Items from a data source:
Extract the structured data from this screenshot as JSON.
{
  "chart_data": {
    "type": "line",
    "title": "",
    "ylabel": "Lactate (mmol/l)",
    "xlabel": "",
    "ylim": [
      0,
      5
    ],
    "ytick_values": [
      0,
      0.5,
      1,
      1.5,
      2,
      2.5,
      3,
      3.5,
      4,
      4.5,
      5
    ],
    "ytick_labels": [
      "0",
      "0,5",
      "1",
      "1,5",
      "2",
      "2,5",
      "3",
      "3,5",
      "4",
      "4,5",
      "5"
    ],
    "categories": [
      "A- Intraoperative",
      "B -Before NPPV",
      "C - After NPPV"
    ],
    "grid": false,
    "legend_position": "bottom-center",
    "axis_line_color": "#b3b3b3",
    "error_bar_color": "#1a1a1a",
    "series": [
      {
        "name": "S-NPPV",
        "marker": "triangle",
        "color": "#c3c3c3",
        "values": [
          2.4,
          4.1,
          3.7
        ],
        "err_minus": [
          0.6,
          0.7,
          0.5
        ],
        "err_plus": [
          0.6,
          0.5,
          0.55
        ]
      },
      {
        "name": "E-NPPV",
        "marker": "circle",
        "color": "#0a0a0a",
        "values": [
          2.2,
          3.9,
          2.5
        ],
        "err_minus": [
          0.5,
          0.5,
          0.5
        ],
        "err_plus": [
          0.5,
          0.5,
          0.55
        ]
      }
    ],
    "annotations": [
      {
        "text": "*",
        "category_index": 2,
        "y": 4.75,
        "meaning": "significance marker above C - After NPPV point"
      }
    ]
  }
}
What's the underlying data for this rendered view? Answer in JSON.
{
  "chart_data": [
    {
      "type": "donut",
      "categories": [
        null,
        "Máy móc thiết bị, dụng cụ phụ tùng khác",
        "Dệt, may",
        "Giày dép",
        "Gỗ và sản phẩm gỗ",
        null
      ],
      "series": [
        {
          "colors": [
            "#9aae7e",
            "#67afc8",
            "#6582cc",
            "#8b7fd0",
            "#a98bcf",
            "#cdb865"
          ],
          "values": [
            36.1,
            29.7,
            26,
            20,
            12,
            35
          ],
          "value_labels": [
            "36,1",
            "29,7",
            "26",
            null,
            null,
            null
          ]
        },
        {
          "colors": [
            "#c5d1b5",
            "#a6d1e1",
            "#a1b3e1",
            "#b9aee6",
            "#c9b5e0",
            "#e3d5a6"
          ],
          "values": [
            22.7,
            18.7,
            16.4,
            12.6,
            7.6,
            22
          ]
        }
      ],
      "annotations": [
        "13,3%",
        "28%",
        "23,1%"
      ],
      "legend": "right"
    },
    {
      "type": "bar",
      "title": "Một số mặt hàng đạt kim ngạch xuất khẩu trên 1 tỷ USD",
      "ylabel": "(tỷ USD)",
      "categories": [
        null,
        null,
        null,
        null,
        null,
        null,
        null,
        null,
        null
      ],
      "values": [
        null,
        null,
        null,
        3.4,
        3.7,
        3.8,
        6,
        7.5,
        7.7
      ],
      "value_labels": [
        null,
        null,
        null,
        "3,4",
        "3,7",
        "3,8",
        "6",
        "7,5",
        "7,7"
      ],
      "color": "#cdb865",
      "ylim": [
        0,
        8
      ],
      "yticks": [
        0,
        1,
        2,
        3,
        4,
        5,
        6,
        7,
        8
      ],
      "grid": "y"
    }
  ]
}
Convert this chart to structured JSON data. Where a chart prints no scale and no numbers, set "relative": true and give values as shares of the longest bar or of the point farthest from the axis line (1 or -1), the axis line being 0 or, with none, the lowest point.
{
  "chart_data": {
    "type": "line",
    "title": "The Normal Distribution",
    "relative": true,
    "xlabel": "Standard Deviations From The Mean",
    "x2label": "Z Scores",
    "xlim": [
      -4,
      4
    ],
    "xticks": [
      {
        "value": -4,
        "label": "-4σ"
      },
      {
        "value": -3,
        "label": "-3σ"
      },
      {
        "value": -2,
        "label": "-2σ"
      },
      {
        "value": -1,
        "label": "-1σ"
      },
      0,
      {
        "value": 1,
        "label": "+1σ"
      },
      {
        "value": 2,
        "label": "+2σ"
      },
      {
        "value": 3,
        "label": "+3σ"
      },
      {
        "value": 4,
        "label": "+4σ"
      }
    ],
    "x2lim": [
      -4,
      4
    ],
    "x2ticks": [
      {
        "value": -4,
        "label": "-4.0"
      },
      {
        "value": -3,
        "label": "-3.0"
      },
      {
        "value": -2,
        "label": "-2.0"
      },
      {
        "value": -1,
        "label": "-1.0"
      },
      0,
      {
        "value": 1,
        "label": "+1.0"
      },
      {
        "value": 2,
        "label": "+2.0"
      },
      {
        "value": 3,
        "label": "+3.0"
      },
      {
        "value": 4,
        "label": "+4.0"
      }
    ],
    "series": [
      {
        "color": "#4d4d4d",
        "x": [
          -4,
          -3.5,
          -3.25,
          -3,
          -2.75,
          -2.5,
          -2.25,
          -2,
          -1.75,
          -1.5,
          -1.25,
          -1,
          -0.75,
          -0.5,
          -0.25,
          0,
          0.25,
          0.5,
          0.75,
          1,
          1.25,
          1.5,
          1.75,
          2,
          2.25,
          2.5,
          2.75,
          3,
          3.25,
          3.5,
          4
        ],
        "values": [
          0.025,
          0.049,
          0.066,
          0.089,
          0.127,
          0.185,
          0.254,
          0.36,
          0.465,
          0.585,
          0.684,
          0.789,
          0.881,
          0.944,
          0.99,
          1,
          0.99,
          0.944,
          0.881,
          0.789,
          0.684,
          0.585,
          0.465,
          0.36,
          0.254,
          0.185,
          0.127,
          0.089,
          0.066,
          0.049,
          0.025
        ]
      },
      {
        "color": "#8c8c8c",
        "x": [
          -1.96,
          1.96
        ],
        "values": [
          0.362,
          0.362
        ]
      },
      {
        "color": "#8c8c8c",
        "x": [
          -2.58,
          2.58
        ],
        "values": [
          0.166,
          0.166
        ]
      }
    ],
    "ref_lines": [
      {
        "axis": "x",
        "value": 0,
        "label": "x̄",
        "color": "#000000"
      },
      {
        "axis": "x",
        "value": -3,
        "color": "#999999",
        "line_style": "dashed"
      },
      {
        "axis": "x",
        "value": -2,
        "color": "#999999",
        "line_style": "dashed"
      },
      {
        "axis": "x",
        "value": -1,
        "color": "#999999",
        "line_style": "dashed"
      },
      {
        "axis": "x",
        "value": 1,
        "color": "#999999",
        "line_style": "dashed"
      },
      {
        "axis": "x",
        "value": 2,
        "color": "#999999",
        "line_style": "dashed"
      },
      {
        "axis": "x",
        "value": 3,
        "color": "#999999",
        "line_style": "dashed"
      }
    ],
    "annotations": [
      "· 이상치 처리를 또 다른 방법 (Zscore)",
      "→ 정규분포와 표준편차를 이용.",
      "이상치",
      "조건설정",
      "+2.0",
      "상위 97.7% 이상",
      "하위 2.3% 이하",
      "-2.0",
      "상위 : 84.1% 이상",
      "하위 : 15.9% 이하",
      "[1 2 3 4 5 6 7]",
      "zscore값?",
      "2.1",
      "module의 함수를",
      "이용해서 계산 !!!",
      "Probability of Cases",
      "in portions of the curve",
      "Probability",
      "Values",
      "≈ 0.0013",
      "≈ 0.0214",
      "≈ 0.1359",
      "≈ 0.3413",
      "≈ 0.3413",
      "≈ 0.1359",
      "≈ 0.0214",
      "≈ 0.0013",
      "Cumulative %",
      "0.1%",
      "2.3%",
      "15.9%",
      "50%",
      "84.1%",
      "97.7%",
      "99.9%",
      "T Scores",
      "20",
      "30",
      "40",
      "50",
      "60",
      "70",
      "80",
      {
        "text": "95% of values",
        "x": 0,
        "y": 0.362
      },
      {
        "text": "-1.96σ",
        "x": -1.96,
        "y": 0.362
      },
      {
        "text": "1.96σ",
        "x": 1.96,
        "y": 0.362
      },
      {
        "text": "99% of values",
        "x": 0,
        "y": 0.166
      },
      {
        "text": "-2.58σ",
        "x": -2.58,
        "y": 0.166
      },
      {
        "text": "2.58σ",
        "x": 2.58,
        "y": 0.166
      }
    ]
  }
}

Task statement:
From the records, copy every line that has the string "After" in it.

Solved problem:
      "C - After NPPV"
        "meaning": "significance marker above C - After NPPV point"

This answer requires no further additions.